• [AIM] Show every line containing "nodes" by copying it.

>> START GIVEN DATA

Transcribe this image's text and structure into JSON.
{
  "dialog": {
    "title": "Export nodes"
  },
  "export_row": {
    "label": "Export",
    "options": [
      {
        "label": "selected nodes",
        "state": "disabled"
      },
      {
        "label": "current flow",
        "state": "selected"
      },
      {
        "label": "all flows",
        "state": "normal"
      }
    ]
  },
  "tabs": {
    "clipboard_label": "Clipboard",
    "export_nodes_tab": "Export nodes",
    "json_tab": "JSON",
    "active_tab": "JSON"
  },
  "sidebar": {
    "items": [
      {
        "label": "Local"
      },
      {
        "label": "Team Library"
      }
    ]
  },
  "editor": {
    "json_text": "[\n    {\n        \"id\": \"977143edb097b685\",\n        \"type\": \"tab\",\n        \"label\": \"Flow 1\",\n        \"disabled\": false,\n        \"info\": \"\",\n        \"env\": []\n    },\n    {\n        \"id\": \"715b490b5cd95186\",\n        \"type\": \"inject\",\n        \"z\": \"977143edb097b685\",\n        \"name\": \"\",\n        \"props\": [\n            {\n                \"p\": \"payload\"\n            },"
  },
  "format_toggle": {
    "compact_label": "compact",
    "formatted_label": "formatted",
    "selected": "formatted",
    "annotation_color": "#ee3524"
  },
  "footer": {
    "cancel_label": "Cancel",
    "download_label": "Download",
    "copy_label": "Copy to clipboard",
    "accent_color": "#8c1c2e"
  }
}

>> END GIVEN DATA

• [RESULT]
    "title": "Export nodes"
        "label": "selected nodes",
    "export_nodes_tab": "Export nodes",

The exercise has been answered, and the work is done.